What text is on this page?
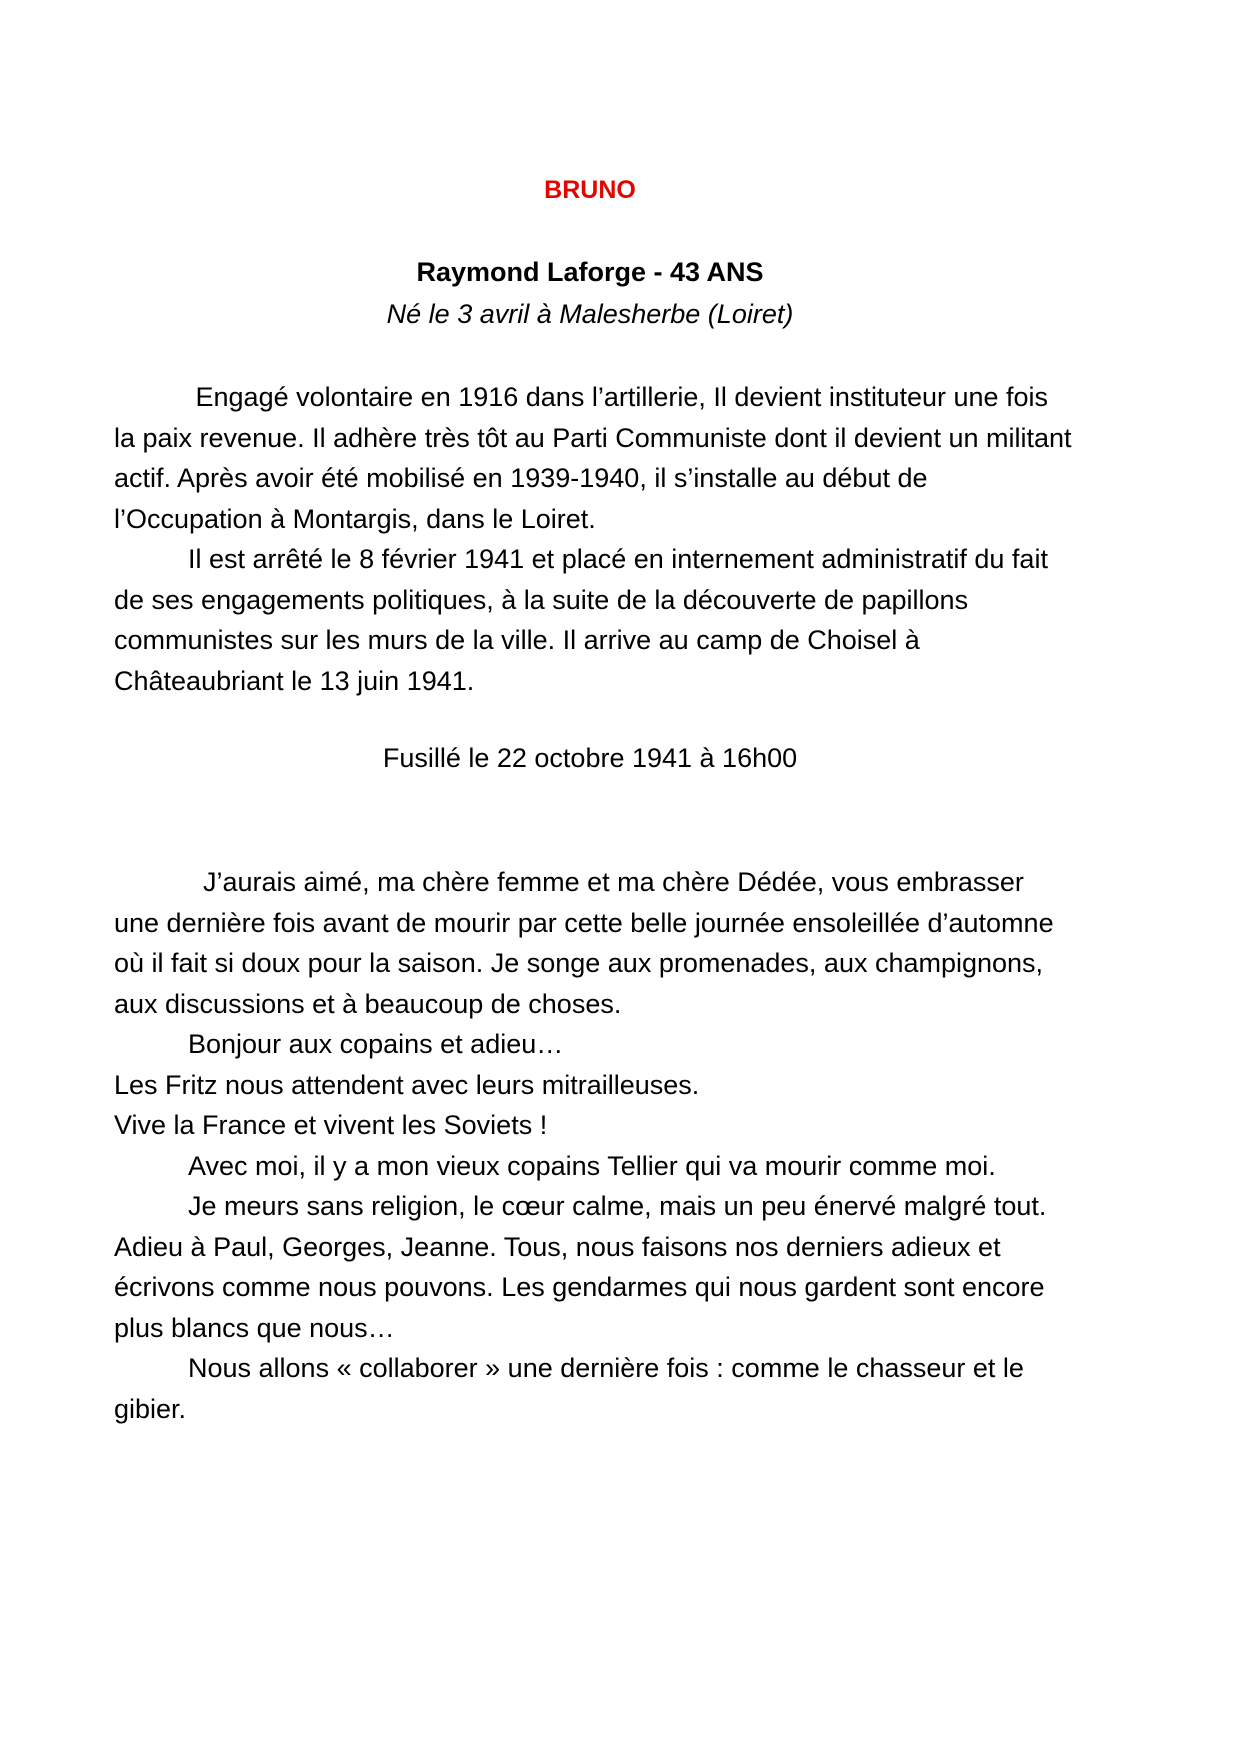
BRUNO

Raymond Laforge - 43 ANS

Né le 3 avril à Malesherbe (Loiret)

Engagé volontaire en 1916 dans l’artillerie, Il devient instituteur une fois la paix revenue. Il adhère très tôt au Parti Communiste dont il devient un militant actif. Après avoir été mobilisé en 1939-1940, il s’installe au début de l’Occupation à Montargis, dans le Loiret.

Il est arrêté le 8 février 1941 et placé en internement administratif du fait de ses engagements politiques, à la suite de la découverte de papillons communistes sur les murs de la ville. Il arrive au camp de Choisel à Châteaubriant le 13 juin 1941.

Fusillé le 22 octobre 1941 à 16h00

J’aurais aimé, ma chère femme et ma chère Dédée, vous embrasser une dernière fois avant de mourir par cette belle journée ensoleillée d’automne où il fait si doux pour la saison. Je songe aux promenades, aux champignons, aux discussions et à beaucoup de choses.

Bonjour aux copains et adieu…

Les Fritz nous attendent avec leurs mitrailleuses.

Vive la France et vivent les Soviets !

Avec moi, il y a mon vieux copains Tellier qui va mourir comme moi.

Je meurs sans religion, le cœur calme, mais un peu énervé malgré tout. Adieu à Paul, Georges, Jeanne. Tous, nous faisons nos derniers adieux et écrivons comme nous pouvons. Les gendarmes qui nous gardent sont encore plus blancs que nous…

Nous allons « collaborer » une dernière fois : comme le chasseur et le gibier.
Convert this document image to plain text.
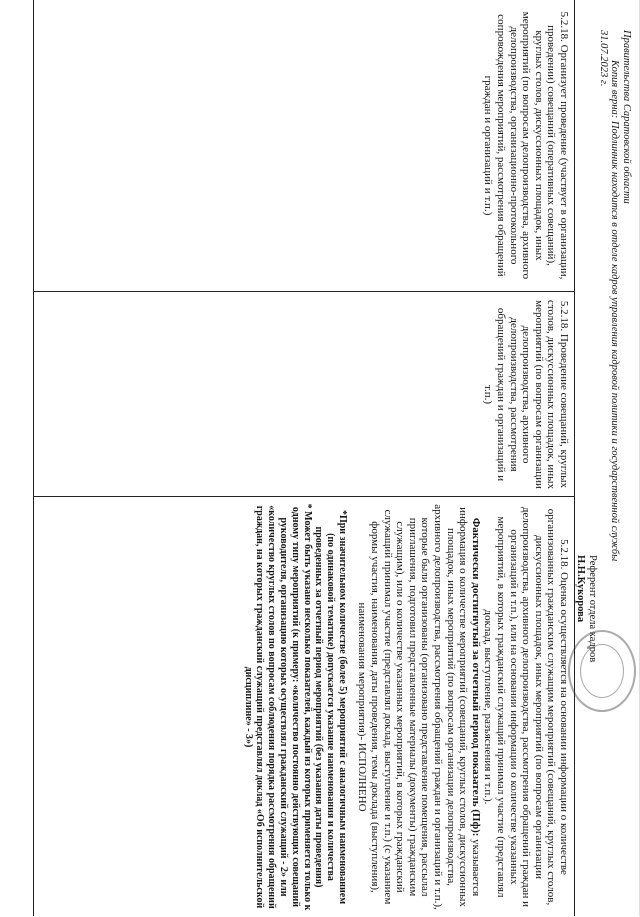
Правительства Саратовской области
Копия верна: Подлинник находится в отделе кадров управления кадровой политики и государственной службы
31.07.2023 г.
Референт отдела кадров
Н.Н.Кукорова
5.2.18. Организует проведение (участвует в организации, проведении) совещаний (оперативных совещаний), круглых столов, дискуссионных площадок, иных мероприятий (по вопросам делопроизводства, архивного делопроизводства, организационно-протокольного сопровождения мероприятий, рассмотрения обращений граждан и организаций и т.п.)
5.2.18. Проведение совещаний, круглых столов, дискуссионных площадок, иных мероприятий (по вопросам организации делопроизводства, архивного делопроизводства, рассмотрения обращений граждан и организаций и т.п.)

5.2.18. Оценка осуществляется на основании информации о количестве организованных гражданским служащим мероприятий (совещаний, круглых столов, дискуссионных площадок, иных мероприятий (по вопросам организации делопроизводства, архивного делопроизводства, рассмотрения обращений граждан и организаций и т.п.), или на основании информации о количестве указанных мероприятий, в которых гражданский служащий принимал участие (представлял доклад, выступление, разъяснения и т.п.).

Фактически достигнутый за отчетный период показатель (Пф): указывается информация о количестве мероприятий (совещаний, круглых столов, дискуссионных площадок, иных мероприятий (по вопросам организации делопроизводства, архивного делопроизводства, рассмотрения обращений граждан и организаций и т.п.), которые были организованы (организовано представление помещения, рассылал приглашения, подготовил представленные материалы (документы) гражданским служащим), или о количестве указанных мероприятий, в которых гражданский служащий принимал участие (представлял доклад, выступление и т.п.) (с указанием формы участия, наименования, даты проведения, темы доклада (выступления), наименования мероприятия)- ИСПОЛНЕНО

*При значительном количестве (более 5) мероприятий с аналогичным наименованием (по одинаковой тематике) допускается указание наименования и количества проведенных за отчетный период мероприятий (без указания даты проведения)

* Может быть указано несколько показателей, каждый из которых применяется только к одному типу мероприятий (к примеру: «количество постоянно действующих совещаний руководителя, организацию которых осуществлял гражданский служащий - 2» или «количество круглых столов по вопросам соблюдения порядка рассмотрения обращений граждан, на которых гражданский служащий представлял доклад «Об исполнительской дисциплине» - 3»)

▬▬▬▬▬▬

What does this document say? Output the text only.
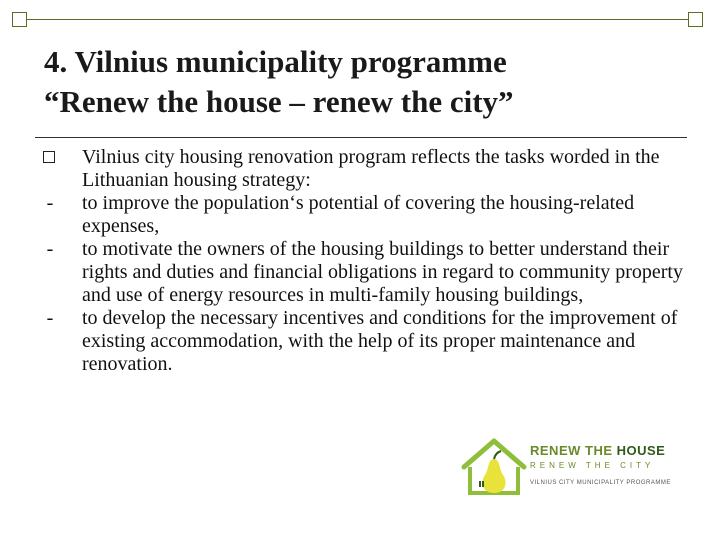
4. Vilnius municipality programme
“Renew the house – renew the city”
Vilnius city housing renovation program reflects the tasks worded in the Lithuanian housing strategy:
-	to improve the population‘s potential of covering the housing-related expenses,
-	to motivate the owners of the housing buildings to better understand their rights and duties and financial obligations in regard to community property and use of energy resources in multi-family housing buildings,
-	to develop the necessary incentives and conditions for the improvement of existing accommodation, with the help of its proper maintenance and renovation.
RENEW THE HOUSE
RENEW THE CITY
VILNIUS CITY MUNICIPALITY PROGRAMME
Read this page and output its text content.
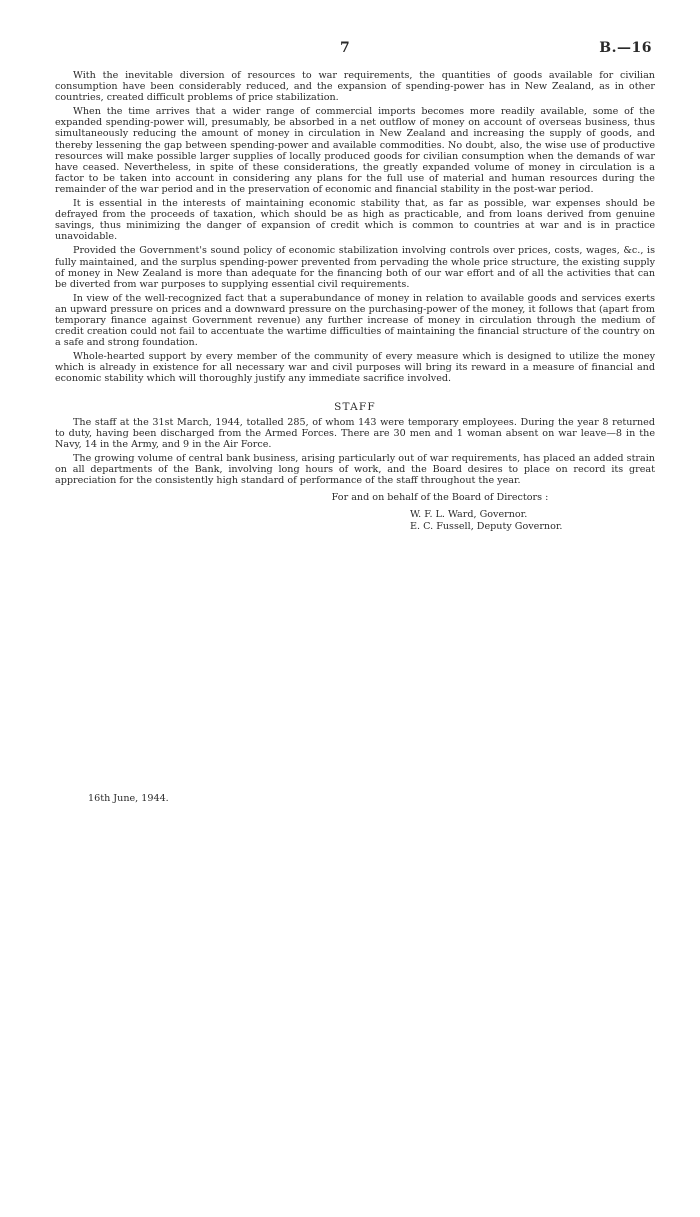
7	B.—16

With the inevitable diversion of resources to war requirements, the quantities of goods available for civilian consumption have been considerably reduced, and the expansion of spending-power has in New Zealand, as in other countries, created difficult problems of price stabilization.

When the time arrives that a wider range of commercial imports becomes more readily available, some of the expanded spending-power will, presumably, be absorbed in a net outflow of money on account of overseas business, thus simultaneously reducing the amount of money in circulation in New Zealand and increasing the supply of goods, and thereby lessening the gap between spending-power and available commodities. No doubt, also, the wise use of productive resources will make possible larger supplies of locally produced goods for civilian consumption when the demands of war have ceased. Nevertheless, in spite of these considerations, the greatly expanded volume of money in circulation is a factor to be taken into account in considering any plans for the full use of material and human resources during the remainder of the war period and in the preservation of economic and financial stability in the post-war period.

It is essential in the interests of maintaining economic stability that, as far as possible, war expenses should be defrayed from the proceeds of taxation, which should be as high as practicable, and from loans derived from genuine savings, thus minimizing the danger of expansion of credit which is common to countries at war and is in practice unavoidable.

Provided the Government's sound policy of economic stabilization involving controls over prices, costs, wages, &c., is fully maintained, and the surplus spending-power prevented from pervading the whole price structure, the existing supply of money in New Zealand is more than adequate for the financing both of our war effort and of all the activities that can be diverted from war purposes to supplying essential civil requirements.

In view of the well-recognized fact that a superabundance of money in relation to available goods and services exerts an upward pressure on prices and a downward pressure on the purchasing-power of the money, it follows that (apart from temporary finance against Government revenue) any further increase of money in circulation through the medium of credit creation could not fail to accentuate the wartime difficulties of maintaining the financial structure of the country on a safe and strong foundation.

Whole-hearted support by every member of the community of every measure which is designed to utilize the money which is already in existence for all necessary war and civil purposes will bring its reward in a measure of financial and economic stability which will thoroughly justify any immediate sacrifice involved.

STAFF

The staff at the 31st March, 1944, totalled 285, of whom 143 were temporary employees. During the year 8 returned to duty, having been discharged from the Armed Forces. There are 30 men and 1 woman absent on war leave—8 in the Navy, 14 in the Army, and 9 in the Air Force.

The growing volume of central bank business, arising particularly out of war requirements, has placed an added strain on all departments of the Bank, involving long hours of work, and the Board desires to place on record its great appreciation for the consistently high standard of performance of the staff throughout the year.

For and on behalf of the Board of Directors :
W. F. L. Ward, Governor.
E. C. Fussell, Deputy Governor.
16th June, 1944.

▬▬▬▬▬▬

--- Exercise ---
Identify each line in the records above containing the word "necessary"; copy those lines.

--- Complete answer ---
-	to develop the necessary incentives and conditions for the improvement of existing accommodation, with the help of its proper maintenance and renovation.
Whole-hearted support by every member of the community of every measure which is designed to utilize the money which is already in existence for all necessary war and civil purposes will bring its reward in a measure of financial and economic stability which will thoroughly justify any immediate sacrifice involved.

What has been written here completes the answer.